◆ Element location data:
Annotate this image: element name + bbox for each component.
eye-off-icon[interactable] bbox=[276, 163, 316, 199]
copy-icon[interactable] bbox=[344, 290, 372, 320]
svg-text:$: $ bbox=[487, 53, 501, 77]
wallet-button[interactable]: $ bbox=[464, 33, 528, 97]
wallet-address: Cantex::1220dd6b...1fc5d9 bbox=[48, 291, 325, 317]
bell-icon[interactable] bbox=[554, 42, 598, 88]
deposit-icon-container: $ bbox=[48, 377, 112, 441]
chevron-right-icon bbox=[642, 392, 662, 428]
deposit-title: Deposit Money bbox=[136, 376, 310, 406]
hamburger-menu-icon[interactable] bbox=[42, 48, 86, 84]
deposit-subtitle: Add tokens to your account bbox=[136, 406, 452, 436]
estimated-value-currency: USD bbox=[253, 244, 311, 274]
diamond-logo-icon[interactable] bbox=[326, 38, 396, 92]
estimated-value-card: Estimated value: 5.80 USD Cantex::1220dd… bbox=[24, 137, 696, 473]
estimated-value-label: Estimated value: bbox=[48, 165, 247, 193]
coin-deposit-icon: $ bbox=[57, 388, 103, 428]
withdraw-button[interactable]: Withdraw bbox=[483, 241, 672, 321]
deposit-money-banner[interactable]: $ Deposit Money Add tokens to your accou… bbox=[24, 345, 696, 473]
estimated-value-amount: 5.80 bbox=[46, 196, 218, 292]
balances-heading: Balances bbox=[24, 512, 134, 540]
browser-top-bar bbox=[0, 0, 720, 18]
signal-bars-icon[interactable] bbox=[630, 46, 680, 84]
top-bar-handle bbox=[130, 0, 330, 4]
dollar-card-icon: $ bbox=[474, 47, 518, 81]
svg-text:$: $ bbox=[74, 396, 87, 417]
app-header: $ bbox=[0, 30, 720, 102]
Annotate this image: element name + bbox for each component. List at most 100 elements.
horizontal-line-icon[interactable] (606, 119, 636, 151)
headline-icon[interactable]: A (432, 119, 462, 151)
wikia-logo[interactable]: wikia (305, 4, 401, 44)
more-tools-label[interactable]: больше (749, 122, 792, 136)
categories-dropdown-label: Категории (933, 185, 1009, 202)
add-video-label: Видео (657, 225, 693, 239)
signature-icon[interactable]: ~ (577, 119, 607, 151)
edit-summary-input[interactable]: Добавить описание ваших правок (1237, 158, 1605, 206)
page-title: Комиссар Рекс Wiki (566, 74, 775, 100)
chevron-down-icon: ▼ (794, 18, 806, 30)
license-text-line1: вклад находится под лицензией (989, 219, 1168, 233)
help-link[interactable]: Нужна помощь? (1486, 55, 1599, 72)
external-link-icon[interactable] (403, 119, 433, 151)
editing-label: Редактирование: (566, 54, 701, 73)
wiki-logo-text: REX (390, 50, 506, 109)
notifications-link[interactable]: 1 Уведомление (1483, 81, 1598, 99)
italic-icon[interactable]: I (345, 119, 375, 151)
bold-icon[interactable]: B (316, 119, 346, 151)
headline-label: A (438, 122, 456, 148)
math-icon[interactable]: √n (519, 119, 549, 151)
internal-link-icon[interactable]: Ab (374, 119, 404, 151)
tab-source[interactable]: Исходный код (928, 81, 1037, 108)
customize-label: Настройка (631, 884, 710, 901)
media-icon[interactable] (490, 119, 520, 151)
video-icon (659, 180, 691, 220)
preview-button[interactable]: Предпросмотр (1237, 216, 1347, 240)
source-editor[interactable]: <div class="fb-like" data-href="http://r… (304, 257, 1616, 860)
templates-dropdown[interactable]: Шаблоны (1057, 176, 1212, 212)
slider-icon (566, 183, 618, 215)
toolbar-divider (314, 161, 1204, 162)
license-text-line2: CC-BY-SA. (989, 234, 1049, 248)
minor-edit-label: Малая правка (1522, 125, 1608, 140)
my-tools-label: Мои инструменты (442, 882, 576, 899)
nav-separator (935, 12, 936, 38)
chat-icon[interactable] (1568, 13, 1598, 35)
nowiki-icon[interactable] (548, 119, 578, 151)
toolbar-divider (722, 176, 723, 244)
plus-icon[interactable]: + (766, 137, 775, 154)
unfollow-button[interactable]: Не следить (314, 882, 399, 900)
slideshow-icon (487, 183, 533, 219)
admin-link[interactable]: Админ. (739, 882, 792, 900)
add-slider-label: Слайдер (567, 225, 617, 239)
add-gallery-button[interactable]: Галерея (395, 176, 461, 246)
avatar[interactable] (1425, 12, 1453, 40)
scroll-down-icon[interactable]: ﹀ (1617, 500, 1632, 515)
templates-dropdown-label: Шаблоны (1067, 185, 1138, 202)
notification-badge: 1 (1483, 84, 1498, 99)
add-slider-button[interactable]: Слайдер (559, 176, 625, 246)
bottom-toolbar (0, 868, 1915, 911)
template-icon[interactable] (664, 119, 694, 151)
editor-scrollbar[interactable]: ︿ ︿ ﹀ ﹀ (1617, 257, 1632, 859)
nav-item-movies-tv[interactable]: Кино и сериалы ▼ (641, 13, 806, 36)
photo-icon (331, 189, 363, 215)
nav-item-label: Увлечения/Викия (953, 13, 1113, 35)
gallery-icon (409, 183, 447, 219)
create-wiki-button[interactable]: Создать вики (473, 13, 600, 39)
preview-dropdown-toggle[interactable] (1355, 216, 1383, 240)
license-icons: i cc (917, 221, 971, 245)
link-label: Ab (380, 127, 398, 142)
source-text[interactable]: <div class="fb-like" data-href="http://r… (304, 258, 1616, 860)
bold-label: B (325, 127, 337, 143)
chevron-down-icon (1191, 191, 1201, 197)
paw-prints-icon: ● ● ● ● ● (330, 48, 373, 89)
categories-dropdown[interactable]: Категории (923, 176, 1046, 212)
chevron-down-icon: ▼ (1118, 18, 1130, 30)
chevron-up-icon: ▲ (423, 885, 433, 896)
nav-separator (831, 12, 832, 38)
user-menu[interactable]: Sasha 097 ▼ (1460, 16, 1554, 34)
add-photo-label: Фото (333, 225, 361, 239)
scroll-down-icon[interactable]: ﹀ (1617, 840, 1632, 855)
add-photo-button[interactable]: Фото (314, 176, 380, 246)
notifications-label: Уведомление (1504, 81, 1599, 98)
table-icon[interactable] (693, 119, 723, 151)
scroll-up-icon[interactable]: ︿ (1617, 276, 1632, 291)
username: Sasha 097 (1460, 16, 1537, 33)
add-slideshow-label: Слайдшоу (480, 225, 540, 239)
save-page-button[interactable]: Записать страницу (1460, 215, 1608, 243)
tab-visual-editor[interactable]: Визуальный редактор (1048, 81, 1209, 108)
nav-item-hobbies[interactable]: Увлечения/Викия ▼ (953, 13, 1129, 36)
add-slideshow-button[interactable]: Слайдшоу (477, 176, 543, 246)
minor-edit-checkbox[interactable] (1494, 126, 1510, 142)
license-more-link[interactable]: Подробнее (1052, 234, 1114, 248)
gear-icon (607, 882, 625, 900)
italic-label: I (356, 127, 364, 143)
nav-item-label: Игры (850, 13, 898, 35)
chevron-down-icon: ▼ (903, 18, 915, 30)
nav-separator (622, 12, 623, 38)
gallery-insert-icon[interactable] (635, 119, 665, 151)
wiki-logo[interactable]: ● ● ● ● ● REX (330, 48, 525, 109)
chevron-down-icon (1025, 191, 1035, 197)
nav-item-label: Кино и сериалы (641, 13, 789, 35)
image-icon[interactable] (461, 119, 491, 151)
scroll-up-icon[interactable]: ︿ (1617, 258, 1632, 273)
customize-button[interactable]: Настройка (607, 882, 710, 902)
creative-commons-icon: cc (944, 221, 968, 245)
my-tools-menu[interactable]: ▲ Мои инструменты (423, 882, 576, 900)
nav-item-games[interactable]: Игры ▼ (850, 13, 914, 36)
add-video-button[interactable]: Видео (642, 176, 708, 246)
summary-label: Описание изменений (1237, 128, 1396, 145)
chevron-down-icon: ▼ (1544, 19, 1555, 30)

◆ Your task: Count the lines in the items that contain the string "categories" and give only the number.

◆ Finished exercise: 2